## BEGIN

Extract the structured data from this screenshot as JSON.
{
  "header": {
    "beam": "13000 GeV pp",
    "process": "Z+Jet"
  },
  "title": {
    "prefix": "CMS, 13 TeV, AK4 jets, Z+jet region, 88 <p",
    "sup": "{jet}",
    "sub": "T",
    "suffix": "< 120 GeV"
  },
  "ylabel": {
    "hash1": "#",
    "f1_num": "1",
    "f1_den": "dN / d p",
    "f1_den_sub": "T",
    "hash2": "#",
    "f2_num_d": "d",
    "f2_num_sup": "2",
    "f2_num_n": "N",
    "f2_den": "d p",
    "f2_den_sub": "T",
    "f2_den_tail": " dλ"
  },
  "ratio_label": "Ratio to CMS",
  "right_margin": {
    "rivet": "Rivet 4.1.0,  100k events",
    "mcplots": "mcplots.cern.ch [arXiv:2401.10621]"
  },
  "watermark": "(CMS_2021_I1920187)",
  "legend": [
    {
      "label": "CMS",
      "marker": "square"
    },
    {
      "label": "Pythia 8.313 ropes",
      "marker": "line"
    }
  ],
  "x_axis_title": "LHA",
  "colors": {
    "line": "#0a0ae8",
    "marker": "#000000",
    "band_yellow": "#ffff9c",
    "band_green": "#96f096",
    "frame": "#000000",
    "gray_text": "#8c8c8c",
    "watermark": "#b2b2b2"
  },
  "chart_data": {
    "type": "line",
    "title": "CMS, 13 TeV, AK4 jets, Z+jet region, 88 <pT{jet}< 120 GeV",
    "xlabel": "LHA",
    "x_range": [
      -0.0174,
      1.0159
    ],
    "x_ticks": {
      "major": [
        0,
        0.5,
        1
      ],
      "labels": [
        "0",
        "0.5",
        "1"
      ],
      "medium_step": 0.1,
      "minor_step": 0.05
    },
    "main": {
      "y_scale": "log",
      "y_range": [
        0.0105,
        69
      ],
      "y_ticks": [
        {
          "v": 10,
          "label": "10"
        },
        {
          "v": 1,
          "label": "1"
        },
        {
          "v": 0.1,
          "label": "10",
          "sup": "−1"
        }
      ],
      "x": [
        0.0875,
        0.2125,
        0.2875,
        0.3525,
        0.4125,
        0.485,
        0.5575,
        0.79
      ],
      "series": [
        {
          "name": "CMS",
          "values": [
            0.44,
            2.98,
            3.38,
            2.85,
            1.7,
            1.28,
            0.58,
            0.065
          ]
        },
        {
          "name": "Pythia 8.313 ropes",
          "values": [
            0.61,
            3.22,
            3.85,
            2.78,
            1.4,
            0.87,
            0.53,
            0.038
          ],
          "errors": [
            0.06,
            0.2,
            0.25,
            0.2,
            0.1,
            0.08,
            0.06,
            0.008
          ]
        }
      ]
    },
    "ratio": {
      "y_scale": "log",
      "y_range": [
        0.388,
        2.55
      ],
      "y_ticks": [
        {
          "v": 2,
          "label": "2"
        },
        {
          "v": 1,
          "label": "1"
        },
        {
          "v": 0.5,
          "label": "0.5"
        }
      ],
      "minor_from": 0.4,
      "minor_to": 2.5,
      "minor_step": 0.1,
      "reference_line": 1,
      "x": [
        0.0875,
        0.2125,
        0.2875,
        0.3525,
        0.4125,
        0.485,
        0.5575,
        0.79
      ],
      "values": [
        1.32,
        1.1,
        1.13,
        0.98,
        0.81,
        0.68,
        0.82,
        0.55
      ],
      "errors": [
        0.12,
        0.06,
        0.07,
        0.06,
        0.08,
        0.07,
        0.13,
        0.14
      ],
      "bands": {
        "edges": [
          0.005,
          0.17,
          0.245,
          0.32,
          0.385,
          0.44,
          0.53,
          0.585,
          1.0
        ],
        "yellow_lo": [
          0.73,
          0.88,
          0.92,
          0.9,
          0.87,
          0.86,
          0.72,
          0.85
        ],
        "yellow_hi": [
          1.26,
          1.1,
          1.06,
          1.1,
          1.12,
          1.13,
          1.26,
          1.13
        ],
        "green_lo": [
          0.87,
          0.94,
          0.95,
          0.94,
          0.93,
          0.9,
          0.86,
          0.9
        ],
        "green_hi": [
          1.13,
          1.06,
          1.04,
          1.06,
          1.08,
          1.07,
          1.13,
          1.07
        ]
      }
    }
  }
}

## END

▶ **EXERCISE DESCRIPTION**
Extract all the entries word for word.

▶ **RESULT FOR THIS TASK**
Extract the structured data from this screenshot as JSON.
{
  "header": {
    "beam": "13000 GeV pp",
    "process": "Z+Jet"
  },
  "title": {
    "prefix": "CMS, 13 TeV, AK4 jets, Z+jet region, 88 <p",
    "sup": "{jet}",
    "sub": "T",
    "suffix": "< 120 GeV"
  },
  "ylabel": {
    "hash1": "#",
    "f1_num": "1",
    "f1_den": "dN / d p",
    "f1_den_sub": "T",
    "hash2": "#",
    "f2_num_d": "d",
    "f2_num_sup": "2",
    "f2_num_n": "N",
    "f2_den": "d p",
    "f2_den_sub": "T",
    "f2_den_tail": " dλ"
  },
  "ratio_label": "Ratio to CMS",
  "right_margin": {
    "rivet": "Rivet 4.1.0,  100k events",
    "mcplots": "mcplots.cern.ch [arXiv:2401.10621]"
  },
  "watermark": "(CMS_2021_I1920187)",
  "legend": [
    {
      "label": "CMS",
      "marker": "square"
    },
    {
      "label": "Pythia 8.313 ropes",
      "marker": "line"
    }
  ],
  "x_axis_title": "LHA",
  "colors": {
    "line": "#0a0ae8",
    "marker": "#000000",
    "band_yellow": "#ffff9c",
    "band_green": "#96f096",
    "frame": "#000000",
    "gray_text": "#8c8c8c",
    "watermark": "#b2b2b2"
  },
  "chart_data": {
    "type": "line",
    "title": "CMS, 13 TeV, AK4 jets, Z+jet region, 88 <pT{jet}< 120 GeV",
    "xlabel": "LHA",
    "x_range": [
      -0.0174,
      1.0159
    ],
    "x_ticks": {
      "major": [
        0,
        0.5,
        1
      ],
      "labels": [
        "0",
        "0.5",
        "1"
      ],
      "medium_step": 0.1,
      "minor_step": 0.05
    },
    "main": {
      "y_scale": "log",
      "y_range": [
        0.0105,
        69
      ],
      "y_ticks": [
        {
          "v": 10,
          "label": "10"
        },
        {
          "v": 1,
          "label": "1"
        },
        {
          "v": 0.1,
          "label": "10",
          "sup": "−1"
        }
      ],
      "x": [
        0.0875,
        0.2125,
        0.2875,
        0.3525,
        0.4125,
        0.485,
        0.5575,
        0.79
      ],
      "series": [
        {
          "name": "CMS",
          "values": [
            0.44,
            2.98,
            3.38,
            2.85,
            1.7,
            1.28,
            0.58,
            0.065
          ]
        },
        {
          "name": "Pythia 8.313 ropes",
          "values": [
            0.61,
            3.22,
            3.85,
            2.78,
            1.4,
            0.87,
            0.53,
            0.038
          ],
          "errors": [
            0.06,
            0.2,
            0.25,
            0.2,
            0.1,
            0.08,
            0.06,
            0.008
          ]
        }
      ]
    },
    "ratio": {
      "y_scale": "log",
      "y_range": [
        0.388,
        2.55
      ],
      "y_ticks": [
        {
          "v": 2,
          "label": "2"
        },
        {
          "v": 1,
          "label": "1"
        },
        {
          "v": 0.5,
          "label": "0.5"
        }
      ],
      "minor_from": 0.4,
      "minor_to": 2.5,
      "minor_step": 0.1,
      "reference_line": 1,
      "x": [
        0.0875,
        0.2125,
        0.2875,
        0.3525,
        0.4125,
        0.485,
        0.5575,
        0.79
      ],
      "values": [
        1.32,
        1.1,
        1.13,
        0.98,
        0.81,
        0.68,
        0.82,
        0.55
      ],
      "errors": [
        0.12,
        0.06,
        0.07,
        0.06,
        0.08,
        0.07,
        0.13,
        0.14
      ],
      "bands": {
        "edges": [
          0.005,
          0.17,
          0.245,
          0.32,
          0.385,
          0.44,
          0.53,
          0.585,
          1.0
        ],
        "yellow_lo": [
          0.73,
          0.88,
          0.92,
          0.9,
          0.87,
          0.86,
          0.72,
          0.85
        ],
        "yellow_hi": [
          1.26,
          1.1,
          1.06,
          1.1,
          1.12,
          1.13,
          1.26,
          1.13
        ],
        "green_lo": [
          0.87,
          0.94,
          0.95,
          0.94,
          0.93,
          0.9,
          0.86,
          0.9
        ],
        "green_hi": [
          1.13,
          1.06,
          1.04,
          1.06,
          1.08,
          1.07,
          1.13,
          1.07
        ]
      }
    }
  }
}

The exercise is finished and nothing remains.